## [STATED TASK]
Please write the listing below out again exactly, leaving every picture behind.
━━━ DATASET RECORDS ━━━
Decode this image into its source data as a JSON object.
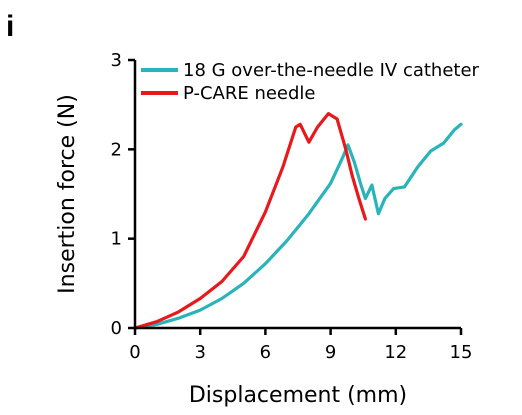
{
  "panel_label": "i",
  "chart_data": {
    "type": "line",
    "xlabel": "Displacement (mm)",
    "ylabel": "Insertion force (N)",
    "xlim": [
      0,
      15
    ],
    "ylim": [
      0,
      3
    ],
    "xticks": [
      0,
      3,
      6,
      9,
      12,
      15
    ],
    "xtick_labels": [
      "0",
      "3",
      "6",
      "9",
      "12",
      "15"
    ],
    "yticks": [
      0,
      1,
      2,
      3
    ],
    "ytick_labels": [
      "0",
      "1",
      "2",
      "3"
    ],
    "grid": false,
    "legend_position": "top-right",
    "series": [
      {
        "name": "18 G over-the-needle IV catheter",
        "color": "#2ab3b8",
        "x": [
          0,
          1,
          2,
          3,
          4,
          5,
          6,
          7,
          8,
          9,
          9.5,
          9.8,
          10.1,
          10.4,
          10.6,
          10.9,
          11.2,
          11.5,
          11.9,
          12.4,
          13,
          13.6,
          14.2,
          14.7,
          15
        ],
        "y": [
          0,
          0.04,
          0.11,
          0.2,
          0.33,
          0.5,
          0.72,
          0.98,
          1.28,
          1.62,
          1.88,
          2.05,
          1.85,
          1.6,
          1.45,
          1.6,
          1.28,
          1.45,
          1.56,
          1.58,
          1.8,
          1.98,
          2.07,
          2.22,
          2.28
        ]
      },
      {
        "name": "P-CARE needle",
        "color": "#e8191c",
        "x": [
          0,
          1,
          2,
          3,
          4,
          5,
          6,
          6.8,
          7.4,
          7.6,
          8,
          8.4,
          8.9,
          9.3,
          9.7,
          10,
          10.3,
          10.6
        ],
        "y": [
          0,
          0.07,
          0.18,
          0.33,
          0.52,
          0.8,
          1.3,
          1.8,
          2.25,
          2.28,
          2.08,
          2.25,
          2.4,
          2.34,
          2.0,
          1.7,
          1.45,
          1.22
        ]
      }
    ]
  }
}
━━━
## [RESULT BELOW]
Decode this image into its source data as a JSON object.
{
  "panel_label": "i",
  "chart_data": {
    "type": "line",
    "xlabel": "Displacement (mm)",
    "ylabel": "Insertion force (N)",
    "xlim": [
      0,
      15
    ],
    "ylim": [
      0,
      3
    ],
    "xticks": [
      0,
      3,
      6,
      9,
      12,
      15
    ],
    "xtick_labels": [
      "0",
      "3",
      "6",
      "9",
      "12",
      "15"
    ],
    "yticks": [
      0,
      1,
      2,
      3
    ],
    "ytick_labels": [
      "0",
      "1",
      "2",
      "3"
    ],
    "grid": false,
    "legend_position": "top-right",
    "series": [
      {
        "name": "18 G over-the-needle IV catheter",
        "color": "#2ab3b8",
        "x": [
          0,
          1,
          2,
          3,
          4,
          5,
          6,
          7,
          8,
          9,
          9.5,
          9.8,
          10.1,
          10.4,
          10.6,
          10.9,
          11.2,
          11.5,
          11.9,
          12.4,
          13,
          13.6,
          14.2,
          14.7,
          15
        ],
        "y": [
          0,
          0.04,
          0.11,
          0.2,
          0.33,
          0.5,
          0.72,
          0.98,
          1.28,
          1.62,
          1.88,
          2.05,
          1.85,
          1.6,
          1.45,
          1.6,
          1.28,
          1.45,
          1.56,
          1.58,
          1.8,
          1.98,
          2.07,
          2.22,
          2.28
        ]
      },
      {
        "name": "P-CARE needle",
        "color": "#e8191c",
        "x": [
          0,
          1,
          2,
          3,
          4,
          5,
          6,
          6.8,
          7.4,
          7.6,
          8,
          8.4,
          8.9,
          9.3,
          9.7,
          10,
          10.3,
          10.6
        ],
        "y": [
          0,
          0.07,
          0.18,
          0.33,
          0.52,
          0.8,
          1.3,
          1.8,
          2.25,
          2.28,
          2.08,
          2.25,
          2.4,
          2.34,
          2.0,
          1.7,
          1.45,
          1.22
        ]
      }
    ]
  }
}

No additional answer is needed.